* Objective:
Repeat the lines below exactly as they appear, but leave out the images.

━━ Data supplied

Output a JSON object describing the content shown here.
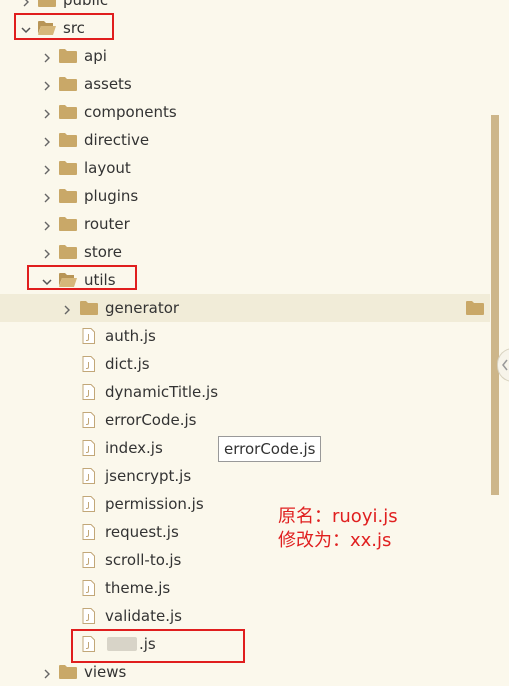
{
  "tree": {
    "public_label": "public",
    "src_label": "src",
    "src_children": [
      "api",
      "assets",
      "components",
      "directive",
      "layout",
      "plugins",
      "router",
      "store"
    ],
    "utils_label": "utils",
    "generator_label": "generator",
    "utils_files": [
      "auth.js",
      "dict.js",
      "dynamicTitle.js",
      "errorCode.js",
      "index.js",
      "jsencrypt.js",
      "permission.js",
      "request.js",
      "scroll-to.js",
      "theme.js",
      "validate.js"
    ],
    "renamed_file_suffix": ".js",
    "views_label": "views"
  },
  "tooltip": {
    "text": "errorCode.js"
  },
  "annotation": {
    "line1": "原名：ruoyi.js",
    "line2": "修改为：xx.js"
  },
  "colors": {
    "folder": "#c9a868",
    "highlight_row": "#f1ecd8",
    "annotation_red": "#e02020"
  }
}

━━━━

* Task response:
Output a JSON object describing the content shown here.
{
  "tree": {
    "public_label": "public",
    "src_label": "src",
    "src_children": [
      "api",
      "assets",
      "components",
      "directive",
      "layout",
      "plugins",
      "router",
      "store"
    ],
    "utils_label": "utils",
    "generator_label": "generator",
    "utils_files": [
      "auth.js",
      "dict.js",
      "dynamicTitle.js",
      "errorCode.js",
      "index.js",
      "jsencrypt.js",
      "permission.js",
      "request.js",
      "scroll-to.js",
      "theme.js",
      "validate.js"
    ],
    "renamed_file_suffix": ".js",
    "views_label": "views"
  },
  "tooltip": {
    "text": "errorCode.js"
  },
  "annotation": {
    "line1": "原名：ruoyi.js",
    "line2": "修改为：xx.js"
  },
  "colors": {
    "folder": "#c9a868",
    "highlight_row": "#f1ecd8",
    "annotation_red": "#e02020"
  }
}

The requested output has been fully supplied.